→ **PROBLEM REQUIREMENTS**: Exclude the pictures and retype the entries as written.

[Data entries]
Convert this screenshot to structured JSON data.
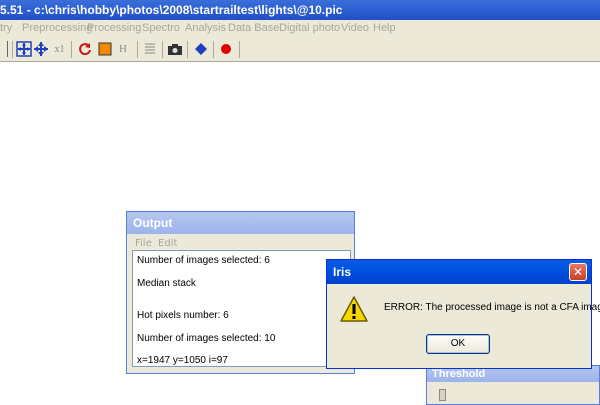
{
  "window": {
    "title": "5.51 - c:\\chris\\hobby\\photos\\2008\\startrailtest\\lights\\@10.pic"
  },
  "menu": [
    "try",
    "Preprocessing",
    "Processing",
    "Spectro",
    "Analysis",
    "Data Base",
    "Digital photo",
    "Video",
    "Help"
  ],
  "toolbar": {
    "icons": [
      "move-icon",
      "zoom-fit-icon",
      "zoom-pan-icon",
      "zoom-x1-icon",
      "refresh-icon",
      "color-square-icon",
      "histogram-icon",
      "list-icon",
      "camera-icon",
      "diamond-icon",
      "record-icon"
    ],
    "x1_label": "x1",
    "h_label": "H"
  },
  "output": {
    "title": "Output",
    "menu_file": "File",
    "menu_edit": "Edit",
    "lines": [
      "Number of images selected: 6",
      "Median stack",
      "Hot pixels number: 6",
      "Number of images selected: 10",
      "x=1947  y=1050  i=97"
    ]
  },
  "threshold": {
    "title": "Threshold"
  },
  "dialog": {
    "title": "Iris",
    "message": "ERROR: The processed image is not a CFA image",
    "ok_label": "OK"
  },
  "colors": {
    "titlebar": "#2a5bd0",
    "chrome": "#ece9d8",
    "inactive_caption": "#9db3ea"
  }
}
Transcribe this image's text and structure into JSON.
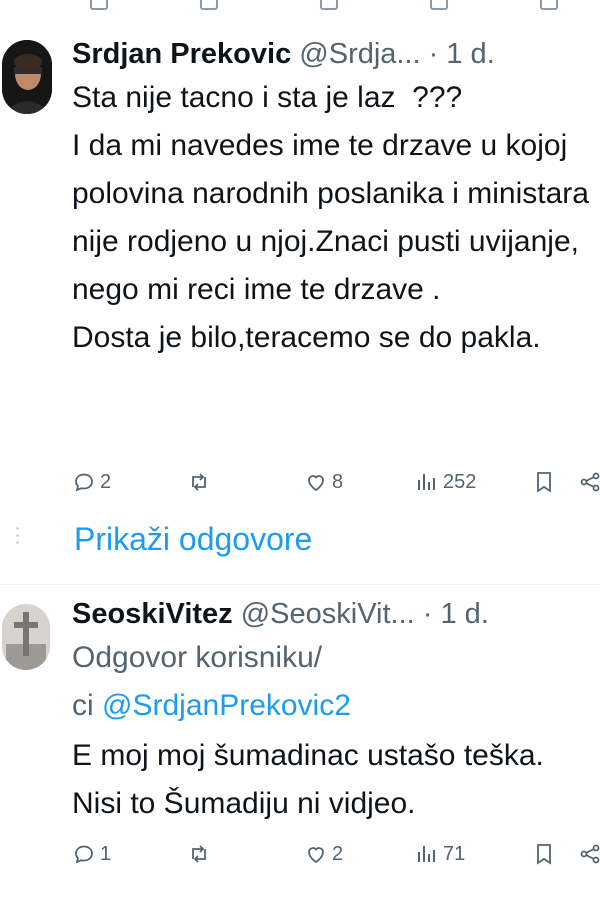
{
  "tweets": [
    {
      "author_name": "Srdjan Prekovic",
      "author_handle": "@Srdja...",
      "time": "1 d.",
      "body": "Sta nije tacno i sta je laz  ???\nI da mi navedes ime te drzave u kojoj polovina narodnih poslanika i ministara nije rodjeno u njoj.Znaci pusti uvijanje, nego mi reci ime te drzave .\nDosta je bilo,teracemo se do pakla.",
      "replies": "2",
      "reposts": "",
      "likes": "8",
      "views": "252"
    },
    {
      "author_name": "SeoskiVitez",
      "author_handle": "@SeoskiVit...",
      "time": "1 d.",
      "reply_prefix": "Odgovor korisniku/",
      "reply_prefix_2": "ci",
      "reply_to": "@SrdjanPrekovic2",
      "body": "E moj moj šumadinac ustašo teška. Nisi to Šumadiju ni vidjeo.",
      "replies": "1",
      "reposts": "",
      "likes": "2",
      "views": "71"
    }
  ],
  "show_replies_label": "Prikaži odgovore",
  "colors": {
    "accent": "#1d9bf0",
    "muted": "#536471",
    "text": "#0f1419"
  },
  "icons": [
    "reply-icon",
    "repost-icon",
    "like-icon",
    "views-icon",
    "bookmark-icon",
    "share-icon"
  ]
}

→ **RESPONSE TO THE EXERCISE**:
Convert this screenshot to structured JSON data.
{
  "window": {
    "title": "5.51 - c:\\chris\\hobby\\photos\\2008\\startrailtest\\lights\\@10.pic"
  },
  "menu": [
    "try",
    "Preprocessing",
    "Processing",
    "Spectro",
    "Analysis",
    "Data Base",
    "Digital photo",
    "Video",
    "Help"
  ],
  "toolbar": {
    "icons": [
      "move-icon",
      "zoom-fit-icon",
      "zoom-pan-icon",
      "zoom-x1-icon",
      "refresh-icon",
      "color-square-icon",
      "histogram-icon",
      "list-icon",
      "camera-icon",
      "diamond-icon",
      "record-icon"
    ],
    "x1_label": "x1",
    "h_label": "H"
  },
  "output": {
    "title": "Output",
    "menu_file": "File",
    "menu_edit": "Edit",
    "lines": [
      "Number of images selected: 6",
      "Median stack",
      "Hot pixels number: 6",
      "Number of images selected: 10",
      "x=1947  y=1050  i=97"
    ]
  },
  "threshold": {
    "title": "Threshold"
  },
  "dialog": {
    "title": "Iris",
    "message": "ERROR: The processed image is not a CFA image",
    "ok_label": "OK"
  },
  "colors": {
    "titlebar": "#2a5bd0",
    "chrome": "#ece9d8",
    "inactive_caption": "#9db3ea"
  }
}
Transcribe this image's text and structure into JSON.
{
  "tweets": [
    {
      "author_name": "Srdjan Prekovic",
      "author_handle": "@Srdja...",
      "time": "1 d.",
      "body": "Sta nije tacno i sta je laz  ???\nI da mi navedes ime te drzave u kojoj polovina narodnih poslanika i ministara nije rodjeno u njoj.Znaci pusti uvijanje, nego mi reci ime te drzave .\nDosta je bilo,teracemo se do pakla.",
      "replies": "2",
      "reposts": "",
      "likes": "8",
      "views": "252"
    },
    {
      "author_name": "SeoskiVitez",
      "author_handle": "@SeoskiVit...",
      "time": "1 d.",
      "reply_prefix": "Odgovor korisniku/",
      "reply_prefix_2": "ci",
      "reply_to": "@SrdjanPrekovic2",
      "body": "E moj moj šumadinac ustašo teška. Nisi to Šumadiju ni vidjeo.",
      "replies": "1",
      "reposts": "",
      "likes": "2",
      "views": "71"
    }
  ],
  "show_replies_label": "Prikaži odgovore",
  "colors": {
    "accent": "#1d9bf0",
    "muted": "#536471",
    "text": "#0f1419"
  },
  "icons": [
    "reply-icon",
    "repost-icon",
    "like-icon",
    "views-icon",
    "bookmark-icon",
    "share-icon"
  ]
}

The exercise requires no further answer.